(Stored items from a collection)

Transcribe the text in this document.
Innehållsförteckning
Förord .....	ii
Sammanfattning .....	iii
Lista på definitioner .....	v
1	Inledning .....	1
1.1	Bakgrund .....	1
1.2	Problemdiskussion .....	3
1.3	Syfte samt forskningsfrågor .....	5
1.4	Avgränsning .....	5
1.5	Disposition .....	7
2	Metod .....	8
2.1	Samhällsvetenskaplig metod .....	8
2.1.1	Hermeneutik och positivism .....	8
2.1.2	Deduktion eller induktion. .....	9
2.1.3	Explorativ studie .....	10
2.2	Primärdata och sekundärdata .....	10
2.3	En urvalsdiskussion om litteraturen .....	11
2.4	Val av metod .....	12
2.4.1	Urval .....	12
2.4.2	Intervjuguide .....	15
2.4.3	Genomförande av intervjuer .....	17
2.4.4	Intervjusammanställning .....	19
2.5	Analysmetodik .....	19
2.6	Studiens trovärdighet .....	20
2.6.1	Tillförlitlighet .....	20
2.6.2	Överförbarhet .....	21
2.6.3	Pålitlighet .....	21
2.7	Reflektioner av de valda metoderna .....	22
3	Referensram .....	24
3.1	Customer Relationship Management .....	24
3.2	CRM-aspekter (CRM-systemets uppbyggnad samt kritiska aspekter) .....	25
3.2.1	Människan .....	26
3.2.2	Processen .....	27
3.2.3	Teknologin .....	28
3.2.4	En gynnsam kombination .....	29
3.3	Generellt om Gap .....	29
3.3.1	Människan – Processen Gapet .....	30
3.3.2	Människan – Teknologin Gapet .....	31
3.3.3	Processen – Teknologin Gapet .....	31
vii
* * *
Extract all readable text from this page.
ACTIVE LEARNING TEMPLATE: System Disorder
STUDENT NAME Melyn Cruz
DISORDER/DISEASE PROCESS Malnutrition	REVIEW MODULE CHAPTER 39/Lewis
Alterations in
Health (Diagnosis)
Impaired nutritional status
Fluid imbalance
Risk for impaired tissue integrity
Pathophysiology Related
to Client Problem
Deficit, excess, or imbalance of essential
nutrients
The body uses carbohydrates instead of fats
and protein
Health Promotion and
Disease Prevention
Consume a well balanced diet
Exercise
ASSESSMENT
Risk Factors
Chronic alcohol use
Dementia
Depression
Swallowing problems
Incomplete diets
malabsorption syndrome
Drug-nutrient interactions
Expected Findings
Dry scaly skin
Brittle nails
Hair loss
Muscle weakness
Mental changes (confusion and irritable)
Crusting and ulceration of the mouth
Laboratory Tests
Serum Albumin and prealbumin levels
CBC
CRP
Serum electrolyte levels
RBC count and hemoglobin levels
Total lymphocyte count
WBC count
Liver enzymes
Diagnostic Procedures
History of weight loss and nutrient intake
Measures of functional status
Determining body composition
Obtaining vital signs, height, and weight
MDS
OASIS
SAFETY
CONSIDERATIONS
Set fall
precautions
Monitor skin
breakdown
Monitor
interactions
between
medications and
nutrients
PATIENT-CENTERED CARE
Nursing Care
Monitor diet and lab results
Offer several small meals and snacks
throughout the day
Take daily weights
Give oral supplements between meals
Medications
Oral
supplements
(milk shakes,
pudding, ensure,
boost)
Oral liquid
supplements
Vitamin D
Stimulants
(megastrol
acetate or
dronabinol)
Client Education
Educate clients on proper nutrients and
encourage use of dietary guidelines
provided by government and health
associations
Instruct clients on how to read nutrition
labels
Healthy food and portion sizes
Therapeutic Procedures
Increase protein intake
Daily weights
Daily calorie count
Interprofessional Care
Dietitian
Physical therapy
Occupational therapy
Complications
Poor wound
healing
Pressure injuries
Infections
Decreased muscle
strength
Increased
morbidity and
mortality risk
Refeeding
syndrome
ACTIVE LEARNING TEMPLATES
---
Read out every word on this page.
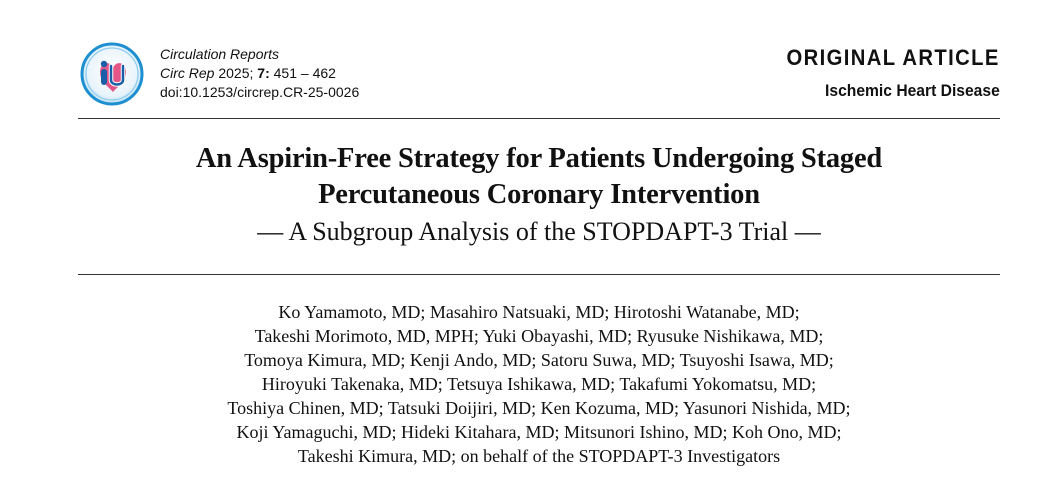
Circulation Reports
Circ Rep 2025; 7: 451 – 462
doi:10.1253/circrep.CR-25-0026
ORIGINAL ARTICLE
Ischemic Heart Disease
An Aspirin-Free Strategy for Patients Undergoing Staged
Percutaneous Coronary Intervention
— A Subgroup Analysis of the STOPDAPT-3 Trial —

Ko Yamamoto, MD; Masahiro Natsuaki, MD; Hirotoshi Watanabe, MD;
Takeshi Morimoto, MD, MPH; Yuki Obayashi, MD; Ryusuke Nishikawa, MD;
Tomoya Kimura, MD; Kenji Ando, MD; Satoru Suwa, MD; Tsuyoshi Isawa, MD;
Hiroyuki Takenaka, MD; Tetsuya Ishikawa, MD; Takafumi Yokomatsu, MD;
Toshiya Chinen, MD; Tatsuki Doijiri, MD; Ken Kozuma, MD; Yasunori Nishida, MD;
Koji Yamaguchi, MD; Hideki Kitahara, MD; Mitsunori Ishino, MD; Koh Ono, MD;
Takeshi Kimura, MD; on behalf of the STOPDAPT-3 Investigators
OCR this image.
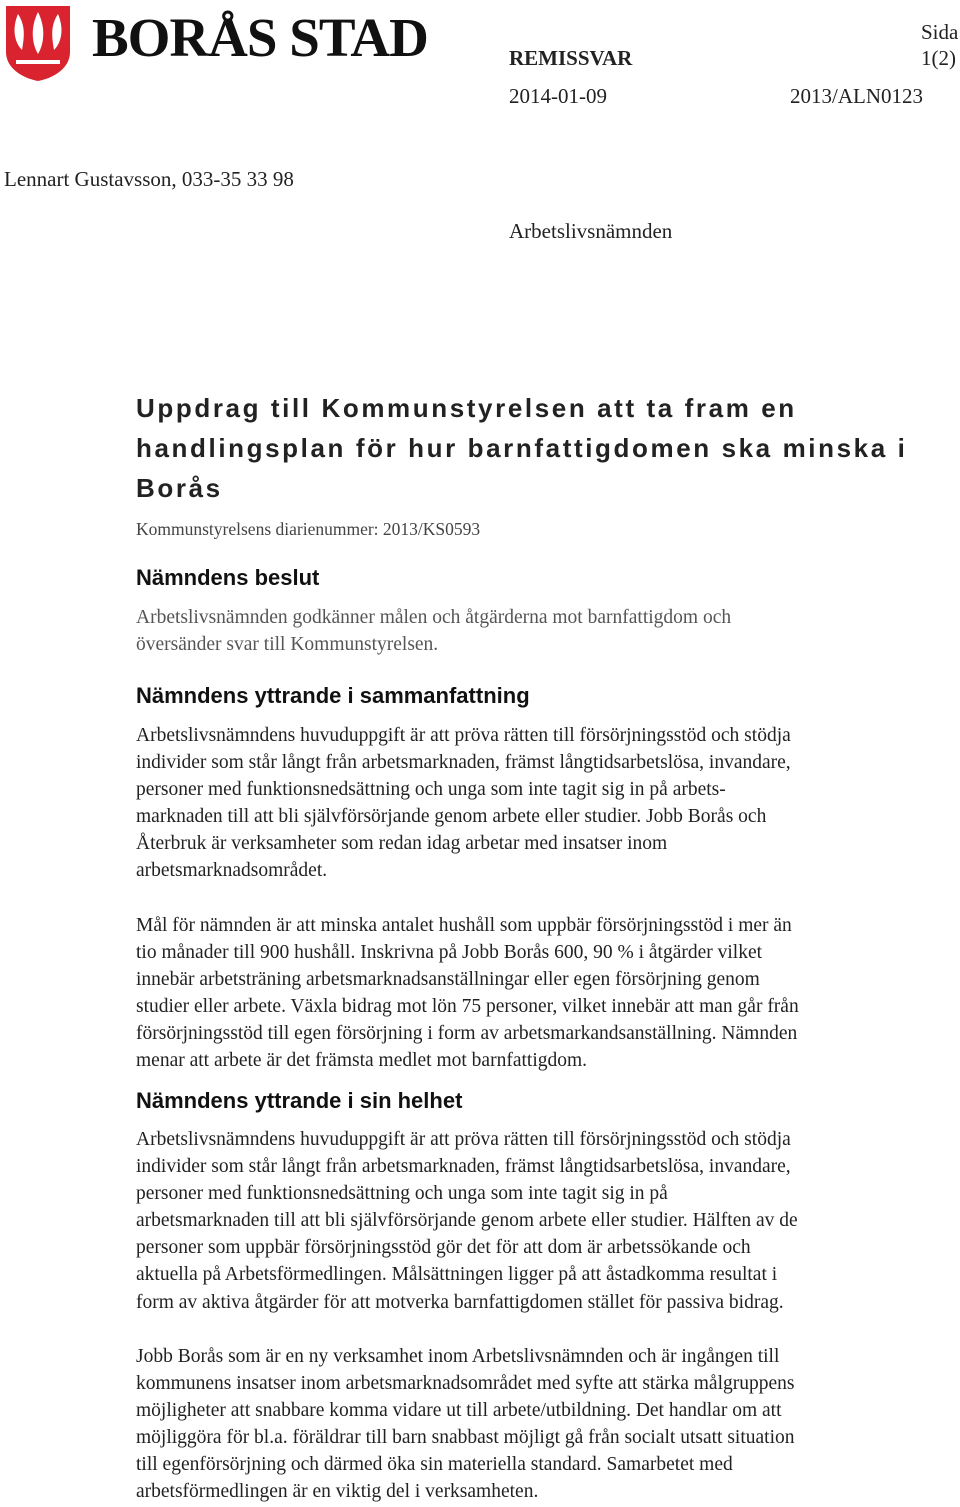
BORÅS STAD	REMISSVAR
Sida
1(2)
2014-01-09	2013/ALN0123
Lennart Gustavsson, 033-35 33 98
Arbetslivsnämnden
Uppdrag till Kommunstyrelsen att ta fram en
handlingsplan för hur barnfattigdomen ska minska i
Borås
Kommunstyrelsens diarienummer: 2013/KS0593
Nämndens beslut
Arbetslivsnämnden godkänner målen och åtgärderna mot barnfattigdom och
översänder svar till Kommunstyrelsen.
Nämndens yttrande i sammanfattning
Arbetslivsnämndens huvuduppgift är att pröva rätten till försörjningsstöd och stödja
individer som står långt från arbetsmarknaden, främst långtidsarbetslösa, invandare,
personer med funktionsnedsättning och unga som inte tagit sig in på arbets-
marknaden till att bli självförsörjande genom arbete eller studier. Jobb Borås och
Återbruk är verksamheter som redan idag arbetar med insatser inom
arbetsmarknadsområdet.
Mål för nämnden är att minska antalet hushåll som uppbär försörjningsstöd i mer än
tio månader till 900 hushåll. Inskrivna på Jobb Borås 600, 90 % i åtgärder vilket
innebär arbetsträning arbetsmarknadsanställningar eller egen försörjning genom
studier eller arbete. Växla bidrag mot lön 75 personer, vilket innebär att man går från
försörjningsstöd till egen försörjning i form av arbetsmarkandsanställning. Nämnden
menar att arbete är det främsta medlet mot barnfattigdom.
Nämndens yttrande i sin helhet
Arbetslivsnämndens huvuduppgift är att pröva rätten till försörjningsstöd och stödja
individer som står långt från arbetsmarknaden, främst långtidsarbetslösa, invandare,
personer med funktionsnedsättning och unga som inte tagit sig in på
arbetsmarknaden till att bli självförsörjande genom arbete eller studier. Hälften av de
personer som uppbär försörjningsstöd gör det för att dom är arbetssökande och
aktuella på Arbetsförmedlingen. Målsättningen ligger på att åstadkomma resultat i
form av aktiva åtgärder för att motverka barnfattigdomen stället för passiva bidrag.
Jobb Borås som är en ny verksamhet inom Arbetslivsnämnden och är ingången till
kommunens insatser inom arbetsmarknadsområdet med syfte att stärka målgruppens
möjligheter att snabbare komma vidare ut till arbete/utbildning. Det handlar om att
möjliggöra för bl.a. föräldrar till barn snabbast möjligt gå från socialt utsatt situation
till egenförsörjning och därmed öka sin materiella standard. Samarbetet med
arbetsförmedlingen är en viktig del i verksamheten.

== About this task ==
Search the entries for the string "försörjningsstöd" and collect each line that has it.

== Expected answer ==
Arbetslivsnämndens huvuduppgift är att pröva rätten till försörjningsstöd och stödja
Mål för nämnden är att minska antalet hushåll som uppbär försörjningsstöd i mer än
försörjningsstöd till egen försörjning i form av arbetsmarkandsanställning. Nämnden
Arbetslivsnämndens huvuduppgift är att pröva rätten till försörjningsstöd och stödja
personer som uppbär försörjningsstöd gör det för att dom är arbetssökande och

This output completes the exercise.